■ Requirements ■
All of the entries need to be written out again, exactly as they are.

■ Stored records ■
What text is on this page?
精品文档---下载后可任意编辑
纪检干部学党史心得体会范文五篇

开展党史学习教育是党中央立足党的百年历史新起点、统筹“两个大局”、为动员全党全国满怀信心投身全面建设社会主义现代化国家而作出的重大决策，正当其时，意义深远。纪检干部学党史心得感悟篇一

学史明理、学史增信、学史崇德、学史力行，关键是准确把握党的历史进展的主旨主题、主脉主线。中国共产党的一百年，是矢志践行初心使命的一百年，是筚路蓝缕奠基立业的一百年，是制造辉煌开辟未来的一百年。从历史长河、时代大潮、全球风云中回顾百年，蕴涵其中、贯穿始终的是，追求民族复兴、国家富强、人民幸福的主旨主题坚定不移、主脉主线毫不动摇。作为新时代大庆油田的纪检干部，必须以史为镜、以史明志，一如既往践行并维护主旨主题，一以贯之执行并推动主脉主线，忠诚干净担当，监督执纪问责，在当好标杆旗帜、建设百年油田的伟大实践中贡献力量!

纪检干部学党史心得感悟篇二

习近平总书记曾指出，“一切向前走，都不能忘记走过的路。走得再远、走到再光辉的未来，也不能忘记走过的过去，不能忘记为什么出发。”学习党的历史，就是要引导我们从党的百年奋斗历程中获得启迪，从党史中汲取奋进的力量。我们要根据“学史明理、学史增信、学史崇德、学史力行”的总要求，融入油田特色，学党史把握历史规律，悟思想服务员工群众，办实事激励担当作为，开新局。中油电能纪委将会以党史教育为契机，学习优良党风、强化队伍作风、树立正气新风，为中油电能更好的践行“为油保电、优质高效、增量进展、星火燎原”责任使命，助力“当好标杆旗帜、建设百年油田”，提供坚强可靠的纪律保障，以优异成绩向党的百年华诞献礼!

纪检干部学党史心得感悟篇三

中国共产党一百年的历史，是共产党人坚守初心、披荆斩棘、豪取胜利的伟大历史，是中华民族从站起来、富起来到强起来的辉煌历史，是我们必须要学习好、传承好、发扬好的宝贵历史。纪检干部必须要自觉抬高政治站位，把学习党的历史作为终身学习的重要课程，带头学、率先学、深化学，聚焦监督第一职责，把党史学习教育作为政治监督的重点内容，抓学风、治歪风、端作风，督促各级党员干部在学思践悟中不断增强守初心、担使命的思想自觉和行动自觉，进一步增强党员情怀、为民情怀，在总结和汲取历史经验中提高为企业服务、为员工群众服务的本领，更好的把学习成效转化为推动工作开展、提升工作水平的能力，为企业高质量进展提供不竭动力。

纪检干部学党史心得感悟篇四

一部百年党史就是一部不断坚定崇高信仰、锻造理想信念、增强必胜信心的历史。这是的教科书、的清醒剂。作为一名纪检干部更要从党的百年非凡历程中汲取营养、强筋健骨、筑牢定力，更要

■ Task solution ■
What text is on this page?
精品文档---下载后可任意编辑
纪检干部学党史心得体会范文五篇

开展党史学习教育是党中央立足党的百年历史新起点、统筹“两个大局”、为动员全党全国满怀信心投身全面建设社会主义现代化国家而作出的重大决策，正当其时，意义深远。纪检干部学党史心得感悟篇一

学史明理、学史增信、学史崇德、学史力行，关键是准确把握党的历史进展的主旨主题、主脉主线。中国共产党的一百年，是矢志践行初心使命的一百年，是筚路蓝缕奠基立业的一百年，是制造辉煌开辟未来的一百年。从历史长河、时代大潮、全球风云中回顾百年，蕴涵其中、贯穿始终的是，追求民族复兴、国家富强、人民幸福的主旨主题坚定不移、主脉主线毫不动摇。作为新时代大庆油田的纪检干部，必须以史为镜、以史明志，一如既往践行并维护主旨主题，一以贯之执行并推动主脉主线，忠诚干净担当，监督执纪问责，在当好标杆旗帜、建设百年油田的伟大实践中贡献力量!

纪检干部学党史心得感悟篇二

习近平总书记曾指出，“一切向前走，都不能忘记走过的路。走得再远、走到再光辉的未来，也不能忘记走过的过去，不能忘记为什么出发。”学习党的历史，就是要引导我们从党的百年奋斗历程中获得启迪，从党史中汲取奋进的力量。我们要根据“学史明理、学史增信、学史崇德、学史力行”的总要求，融入油田特色，学党史把握历史规律，悟思想服务员工群众，办实事激励担当作为，开新局。中油电能纪委将会以党史教育为契机，学习优良党风、强化队伍作风、树立正气新风，为中油电能更好的践行“为油保电、优质高效、增量进展、星火燎原”责任使命，助力“当好标杆旗帜、建设百年油田”，提供坚强可靠的纪律保障，以优异成绩向党的百年华诞献礼!

纪检干部学党史心得感悟篇三

中国共产党一百年的历史，是共产党人坚守初心、披荆斩棘、豪取胜利的伟大历史，是中华民族从站起来、富起来到强起来的辉煌历史，是我们必须要学习好、传承好、发扬好的宝贵历史。纪检干部必须要自觉抬高政治站位，把学习党的历史作为终身学习的重要课程，带头学、率先学、深化学，聚焦监督第一职责，把党史学习教育作为政治监督的重点内容，抓学风、治歪风、端作风，督促各级党员干部在学思践悟中不断增强守初心、担使命的思想自觉和行动自觉，进一步增强党员情怀、为民情怀，在总结和汲取历史经验中提高为企业服务、为员工群众服务的本领，更好的把学习成效转化为推动工作开展、提升工作水平的能力，为企业高质量进展提供不竭动力。

纪检干部学党史心得感悟篇四

一部百年党史就是一部不断坚定崇高信仰、锻造理想信念、增强必胜信心的历史。这是的教科书、的清醒剂。作为一名纪检干部更要从党的百年非凡历程中汲取营养、强筋健骨、筑牢定力，更要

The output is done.